◆ **Supplied records**:
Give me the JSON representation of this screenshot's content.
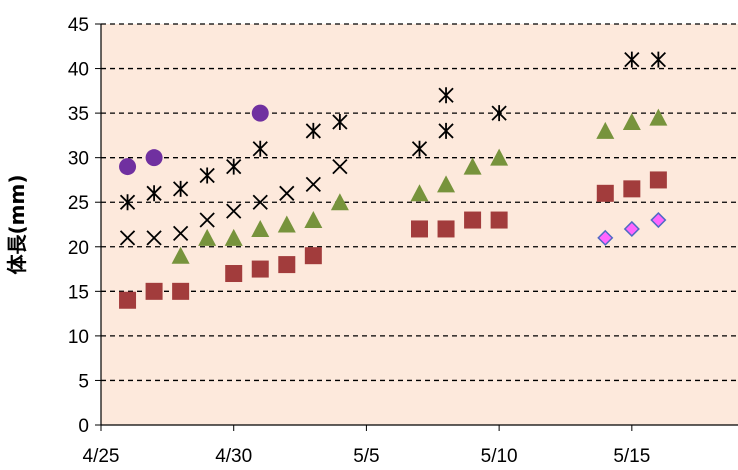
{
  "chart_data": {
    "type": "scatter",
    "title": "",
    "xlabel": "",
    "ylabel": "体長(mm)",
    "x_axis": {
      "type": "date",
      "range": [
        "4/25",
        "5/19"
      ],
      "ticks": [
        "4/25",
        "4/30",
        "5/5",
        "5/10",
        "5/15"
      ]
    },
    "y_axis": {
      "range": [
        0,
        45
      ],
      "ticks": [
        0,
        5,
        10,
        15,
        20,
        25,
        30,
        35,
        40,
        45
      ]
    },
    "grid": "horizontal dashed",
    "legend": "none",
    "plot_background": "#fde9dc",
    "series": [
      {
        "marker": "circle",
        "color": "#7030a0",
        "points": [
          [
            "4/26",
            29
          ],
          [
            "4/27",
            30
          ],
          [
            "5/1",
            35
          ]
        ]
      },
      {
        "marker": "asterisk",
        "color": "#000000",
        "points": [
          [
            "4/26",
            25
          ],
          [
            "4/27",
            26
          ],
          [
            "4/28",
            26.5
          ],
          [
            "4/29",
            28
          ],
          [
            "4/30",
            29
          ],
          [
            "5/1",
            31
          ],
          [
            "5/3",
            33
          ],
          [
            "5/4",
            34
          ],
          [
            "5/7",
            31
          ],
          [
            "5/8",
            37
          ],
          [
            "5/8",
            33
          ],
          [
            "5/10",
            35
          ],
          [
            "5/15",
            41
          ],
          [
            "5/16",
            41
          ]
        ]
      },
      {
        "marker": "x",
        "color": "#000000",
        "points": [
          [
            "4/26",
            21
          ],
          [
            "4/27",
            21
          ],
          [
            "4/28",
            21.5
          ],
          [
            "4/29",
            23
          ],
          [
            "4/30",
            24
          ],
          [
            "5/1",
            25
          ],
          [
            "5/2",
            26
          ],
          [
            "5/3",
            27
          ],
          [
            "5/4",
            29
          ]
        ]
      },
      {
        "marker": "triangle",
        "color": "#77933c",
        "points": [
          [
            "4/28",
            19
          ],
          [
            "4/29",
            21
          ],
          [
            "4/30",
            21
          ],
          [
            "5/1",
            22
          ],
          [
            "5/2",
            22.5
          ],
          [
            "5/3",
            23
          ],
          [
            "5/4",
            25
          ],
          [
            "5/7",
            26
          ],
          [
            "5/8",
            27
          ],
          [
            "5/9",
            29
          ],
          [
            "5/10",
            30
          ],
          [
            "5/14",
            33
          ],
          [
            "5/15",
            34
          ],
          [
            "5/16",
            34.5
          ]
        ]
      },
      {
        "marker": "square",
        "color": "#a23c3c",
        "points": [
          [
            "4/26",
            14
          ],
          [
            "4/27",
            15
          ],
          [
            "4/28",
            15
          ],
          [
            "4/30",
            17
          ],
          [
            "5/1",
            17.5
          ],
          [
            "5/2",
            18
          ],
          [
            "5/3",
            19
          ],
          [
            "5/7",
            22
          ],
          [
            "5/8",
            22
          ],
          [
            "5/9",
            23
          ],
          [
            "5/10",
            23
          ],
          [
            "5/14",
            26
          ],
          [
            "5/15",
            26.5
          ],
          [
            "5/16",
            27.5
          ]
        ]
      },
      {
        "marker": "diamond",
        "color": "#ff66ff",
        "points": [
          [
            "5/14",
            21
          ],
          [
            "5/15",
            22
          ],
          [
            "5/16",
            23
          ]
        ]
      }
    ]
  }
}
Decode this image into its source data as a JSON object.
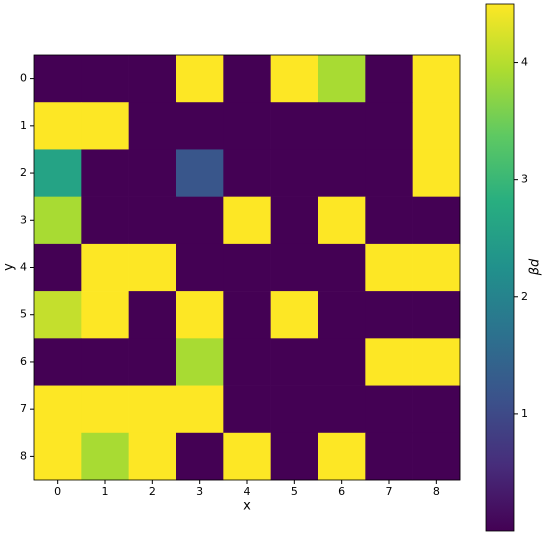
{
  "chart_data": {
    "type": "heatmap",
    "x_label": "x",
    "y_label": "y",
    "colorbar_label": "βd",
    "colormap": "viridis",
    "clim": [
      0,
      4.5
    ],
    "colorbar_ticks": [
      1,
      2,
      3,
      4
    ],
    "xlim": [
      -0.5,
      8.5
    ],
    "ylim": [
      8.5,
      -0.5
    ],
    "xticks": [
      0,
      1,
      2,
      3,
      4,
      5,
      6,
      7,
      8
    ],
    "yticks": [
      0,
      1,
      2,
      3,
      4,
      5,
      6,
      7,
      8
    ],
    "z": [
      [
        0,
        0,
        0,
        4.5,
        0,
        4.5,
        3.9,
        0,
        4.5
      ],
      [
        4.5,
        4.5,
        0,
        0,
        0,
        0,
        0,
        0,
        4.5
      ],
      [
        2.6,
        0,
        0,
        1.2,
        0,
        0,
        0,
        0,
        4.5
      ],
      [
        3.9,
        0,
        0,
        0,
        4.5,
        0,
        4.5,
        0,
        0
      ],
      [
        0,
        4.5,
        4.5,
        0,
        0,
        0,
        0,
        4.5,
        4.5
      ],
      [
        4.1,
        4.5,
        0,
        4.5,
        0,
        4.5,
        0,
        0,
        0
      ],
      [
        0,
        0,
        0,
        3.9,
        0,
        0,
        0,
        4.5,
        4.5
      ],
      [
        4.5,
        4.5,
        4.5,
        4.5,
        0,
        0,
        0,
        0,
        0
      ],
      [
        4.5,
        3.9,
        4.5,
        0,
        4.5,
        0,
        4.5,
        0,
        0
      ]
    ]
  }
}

◆ **Task brief**:
All records must be output exactly as they are, except for the pictures, which are left out.

◆ **Completed task**:
Give me the JSON representation of this screenshot's content.
{
  "chart_data": {
    "type": "scatter",
    "title": "",
    "xlabel": "",
    "ylabel": "体長(mm)",
    "x_axis": {
      "type": "date",
      "range": [
        "4/25",
        "5/19"
      ],
      "ticks": [
        "4/25",
        "4/30",
        "5/5",
        "5/10",
        "5/15"
      ]
    },
    "y_axis": {
      "range": [
        0,
        45
      ],
      "ticks": [
        0,
        5,
        10,
        15,
        20,
        25,
        30,
        35,
        40,
        45
      ]
    },
    "grid": "horizontal dashed",
    "legend": "none",
    "plot_background": "#fde9dc",
    "series": [
      {
        "marker": "circle",
        "color": "#7030a0",
        "points": [
          [
            "4/26",
            29
          ],
          [
            "4/27",
            30
          ],
          [
            "5/1",
            35
          ]
        ]
      },
      {
        "marker": "asterisk",
        "color": "#000000",
        "points": [
          [
            "4/26",
            25
          ],
          [
            "4/27",
            26
          ],
          [
            "4/28",
            26.5
          ],
          [
            "4/29",
            28
          ],
          [
            "4/30",
            29
          ],
          [
            "5/1",
            31
          ],
          [
            "5/3",
            33
          ],
          [
            "5/4",
            34
          ],
          [
            "5/7",
            31
          ],
          [
            "5/8",
            37
          ],
          [
            "5/8",
            33
          ],
          [
            "5/10",
            35
          ],
          [
            "5/15",
            41
          ],
          [
            "5/16",
            41
          ]
        ]
      },
      {
        "marker": "x",
        "color": "#000000",
        "points": [
          [
            "4/26",
            21
          ],
          [
            "4/27",
            21
          ],
          [
            "4/28",
            21.5
          ],
          [
            "4/29",
            23
          ],
          [
            "4/30",
            24
          ],
          [
            "5/1",
            25
          ],
          [
            "5/2",
            26
          ],
          [
            "5/3",
            27
          ],
          [
            "5/4",
            29
          ]
        ]
      },
      {
        "marker": "triangle",
        "color": "#77933c",
        "points": [
          [
            "4/28",
            19
          ],
          [
            "4/29",
            21
          ],
          [
            "4/30",
            21
          ],
          [
            "5/1",
            22
          ],
          [
            "5/2",
            22.5
          ],
          [
            "5/3",
            23
          ],
          [
            "5/4",
            25
          ],
          [
            "5/7",
            26
          ],
          [
            "5/8",
            27
          ],
          [
            "5/9",
            29
          ],
          [
            "5/10",
            30
          ],
          [
            "5/14",
            33
          ],
          [
            "5/15",
            34
          ],
          [
            "5/16",
            34.5
          ]
        ]
      },
      {
        "marker": "square",
        "color": "#a23c3c",
        "points": [
          [
            "4/26",
            14
          ],
          [
            "4/27",
            15
          ],
          [
            "4/28",
            15
          ],
          [
            "4/30",
            17
          ],
          [
            "5/1",
            17.5
          ],
          [
            "5/2",
            18
          ],
          [
            "5/3",
            19
          ],
          [
            "5/7",
            22
          ],
          [
            "5/8",
            22
          ],
          [
            "5/9",
            23
          ],
          [
            "5/10",
            23
          ],
          [
            "5/14",
            26
          ],
          [
            "5/15",
            26.5
          ],
          [
            "5/16",
            27.5
          ]
        ]
      },
      {
        "marker": "diamond",
        "color": "#ff66ff",
        "points": [
          [
            "5/14",
            21
          ],
          [
            "5/15",
            22
          ],
          [
            "5/16",
            23
          ]
        ]
      }
    ]
  }
}
Decode this image into its source data as a JSON object.
{
  "chart_data": {
    "type": "heatmap",
    "x_label": "x",
    "y_label": "y",
    "colorbar_label": "βd",
    "colormap": "viridis",
    "clim": [
      0,
      4.5
    ],
    "colorbar_ticks": [
      1,
      2,
      3,
      4
    ],
    "xlim": [
      -0.5,
      8.5
    ],
    "ylim": [
      8.5,
      -0.5
    ],
    "xticks": [
      0,
      1,
      2,
      3,
      4,
      5,
      6,
      7,
      8
    ],
    "yticks": [
      0,
      1,
      2,
      3,
      4,
      5,
      6,
      7,
      8
    ],
    "z": [
      [
        0,
        0,
        0,
        4.5,
        0,
        4.5,
        3.9,
        0,
        4.5
      ],
      [
        4.5,
        4.5,
        0,
        0,
        0,
        0,
        0,
        0,
        4.5
      ],
      [
        2.6,
        0,
        0,
        1.2,
        0,
        0,
        0,
        0,
        4.5
      ],
      [
        3.9,
        0,
        0,
        0,
        4.5,
        0,
        4.5,
        0,
        0
      ],
      [
        0,
        4.5,
        4.5,
        0,
        0,
        0,
        0,
        4.5,
        4.5
      ],
      [
        4.1,
        4.5,
        0,
        4.5,
        0,
        4.5,
        0,
        0,
        0
      ],
      [
        0,
        0,
        0,
        3.9,
        0,
        0,
        0,
        4.5,
        4.5
      ],
      [
        4.5,
        4.5,
        4.5,
        4.5,
        0,
        0,
        0,
        0,
        0
      ],
      [
        4.5,
        3.9,
        4.5,
        0,
        4.5,
        0,
        4.5,
        0,
        0
      ]
    ]
  }
}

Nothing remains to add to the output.